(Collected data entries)
☆ ☆ ☆ ☆ ☆ ☆ ☆

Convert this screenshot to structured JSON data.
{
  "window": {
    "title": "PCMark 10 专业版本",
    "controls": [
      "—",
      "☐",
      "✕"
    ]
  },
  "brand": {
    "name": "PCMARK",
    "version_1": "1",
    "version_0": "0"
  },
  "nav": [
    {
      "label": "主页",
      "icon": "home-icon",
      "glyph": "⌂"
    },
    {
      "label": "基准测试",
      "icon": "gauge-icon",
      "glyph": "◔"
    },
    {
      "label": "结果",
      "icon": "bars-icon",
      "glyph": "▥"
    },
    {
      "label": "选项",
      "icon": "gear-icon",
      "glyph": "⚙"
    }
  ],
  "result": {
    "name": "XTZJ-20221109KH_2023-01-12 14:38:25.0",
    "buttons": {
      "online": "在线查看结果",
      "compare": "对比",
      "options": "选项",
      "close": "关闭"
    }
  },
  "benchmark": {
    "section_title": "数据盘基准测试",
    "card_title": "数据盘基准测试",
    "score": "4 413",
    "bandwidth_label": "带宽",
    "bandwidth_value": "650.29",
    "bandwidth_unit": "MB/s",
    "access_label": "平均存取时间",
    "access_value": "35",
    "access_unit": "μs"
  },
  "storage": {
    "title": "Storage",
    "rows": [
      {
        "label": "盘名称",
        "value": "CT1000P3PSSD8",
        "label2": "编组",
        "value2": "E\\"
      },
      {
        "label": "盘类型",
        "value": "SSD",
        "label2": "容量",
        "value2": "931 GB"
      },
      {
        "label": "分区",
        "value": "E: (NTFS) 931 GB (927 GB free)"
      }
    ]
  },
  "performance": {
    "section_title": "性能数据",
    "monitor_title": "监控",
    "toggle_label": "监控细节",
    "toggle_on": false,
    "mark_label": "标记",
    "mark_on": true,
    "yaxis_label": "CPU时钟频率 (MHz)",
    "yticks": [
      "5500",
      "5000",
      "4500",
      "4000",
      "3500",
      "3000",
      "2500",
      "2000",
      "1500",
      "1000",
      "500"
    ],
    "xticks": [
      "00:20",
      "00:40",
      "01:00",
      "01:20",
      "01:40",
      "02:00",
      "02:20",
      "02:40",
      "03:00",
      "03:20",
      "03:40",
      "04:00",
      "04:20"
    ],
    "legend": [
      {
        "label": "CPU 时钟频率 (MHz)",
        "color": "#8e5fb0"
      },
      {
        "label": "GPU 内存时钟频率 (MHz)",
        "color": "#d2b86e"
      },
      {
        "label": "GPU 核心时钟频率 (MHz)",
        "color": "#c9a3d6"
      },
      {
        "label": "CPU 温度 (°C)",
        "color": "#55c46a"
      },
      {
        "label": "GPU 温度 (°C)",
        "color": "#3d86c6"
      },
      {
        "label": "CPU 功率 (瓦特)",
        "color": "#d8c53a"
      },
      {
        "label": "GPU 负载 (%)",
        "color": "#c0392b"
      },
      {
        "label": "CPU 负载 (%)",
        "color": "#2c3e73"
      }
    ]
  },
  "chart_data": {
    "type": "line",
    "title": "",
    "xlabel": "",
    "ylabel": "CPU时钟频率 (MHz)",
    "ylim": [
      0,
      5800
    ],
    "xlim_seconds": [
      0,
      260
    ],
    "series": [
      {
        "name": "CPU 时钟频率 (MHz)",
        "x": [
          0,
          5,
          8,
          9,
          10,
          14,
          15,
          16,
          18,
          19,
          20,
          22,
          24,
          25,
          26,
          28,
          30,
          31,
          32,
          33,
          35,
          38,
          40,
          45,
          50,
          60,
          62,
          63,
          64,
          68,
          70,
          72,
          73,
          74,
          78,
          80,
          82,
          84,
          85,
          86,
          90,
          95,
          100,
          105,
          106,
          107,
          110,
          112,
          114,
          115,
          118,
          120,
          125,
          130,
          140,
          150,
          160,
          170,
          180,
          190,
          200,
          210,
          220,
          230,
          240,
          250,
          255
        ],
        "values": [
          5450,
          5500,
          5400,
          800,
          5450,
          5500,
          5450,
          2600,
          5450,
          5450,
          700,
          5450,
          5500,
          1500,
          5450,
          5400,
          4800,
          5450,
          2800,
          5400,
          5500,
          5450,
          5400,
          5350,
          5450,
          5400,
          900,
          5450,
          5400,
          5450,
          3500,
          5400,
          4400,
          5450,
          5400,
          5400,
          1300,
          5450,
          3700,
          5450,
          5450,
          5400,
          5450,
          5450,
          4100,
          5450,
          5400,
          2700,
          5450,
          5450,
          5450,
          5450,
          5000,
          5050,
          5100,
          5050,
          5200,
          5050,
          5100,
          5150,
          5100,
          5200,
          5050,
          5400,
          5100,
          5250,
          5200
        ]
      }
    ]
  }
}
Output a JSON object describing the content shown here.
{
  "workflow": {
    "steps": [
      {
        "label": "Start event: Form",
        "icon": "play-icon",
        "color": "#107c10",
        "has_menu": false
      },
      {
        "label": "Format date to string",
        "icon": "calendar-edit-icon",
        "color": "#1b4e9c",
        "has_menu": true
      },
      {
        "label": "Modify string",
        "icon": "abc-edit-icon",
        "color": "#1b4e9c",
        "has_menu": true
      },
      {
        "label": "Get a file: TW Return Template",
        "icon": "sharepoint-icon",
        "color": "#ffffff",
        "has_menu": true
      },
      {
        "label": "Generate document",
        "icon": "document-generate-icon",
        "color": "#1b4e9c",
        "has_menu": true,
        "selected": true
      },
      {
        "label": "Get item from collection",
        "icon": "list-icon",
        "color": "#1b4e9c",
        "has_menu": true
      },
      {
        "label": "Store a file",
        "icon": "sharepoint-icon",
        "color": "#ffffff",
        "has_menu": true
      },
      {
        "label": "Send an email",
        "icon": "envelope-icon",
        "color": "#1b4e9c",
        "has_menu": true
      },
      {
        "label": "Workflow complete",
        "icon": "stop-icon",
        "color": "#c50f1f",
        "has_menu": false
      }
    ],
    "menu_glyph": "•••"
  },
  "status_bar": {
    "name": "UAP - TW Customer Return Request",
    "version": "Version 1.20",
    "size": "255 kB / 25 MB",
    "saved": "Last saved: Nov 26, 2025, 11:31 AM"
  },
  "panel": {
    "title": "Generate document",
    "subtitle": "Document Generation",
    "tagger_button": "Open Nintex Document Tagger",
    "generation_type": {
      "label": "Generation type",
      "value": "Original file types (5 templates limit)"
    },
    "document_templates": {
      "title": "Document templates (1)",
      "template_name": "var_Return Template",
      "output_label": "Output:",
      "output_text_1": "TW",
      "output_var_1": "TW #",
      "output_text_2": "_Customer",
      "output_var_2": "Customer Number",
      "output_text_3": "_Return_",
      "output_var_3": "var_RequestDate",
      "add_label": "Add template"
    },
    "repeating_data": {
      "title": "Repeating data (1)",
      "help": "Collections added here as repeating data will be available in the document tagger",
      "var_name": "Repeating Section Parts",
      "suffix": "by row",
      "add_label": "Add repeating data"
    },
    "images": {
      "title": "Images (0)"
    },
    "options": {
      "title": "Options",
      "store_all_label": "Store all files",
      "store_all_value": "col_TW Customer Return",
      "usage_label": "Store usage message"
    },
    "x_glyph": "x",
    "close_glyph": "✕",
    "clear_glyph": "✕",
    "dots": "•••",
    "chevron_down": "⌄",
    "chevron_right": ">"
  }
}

☆ ☆ ☆ ☆ ☆ ☆ ☆

▶ _Stated problem_
Go through the records. Copy each line where "CPU时钟频率" appears.

▶ _Result_
    "yaxis_label": "CPU时钟频率 (MHz)",
    "ylabel": "CPU时钟频率 (MHz)",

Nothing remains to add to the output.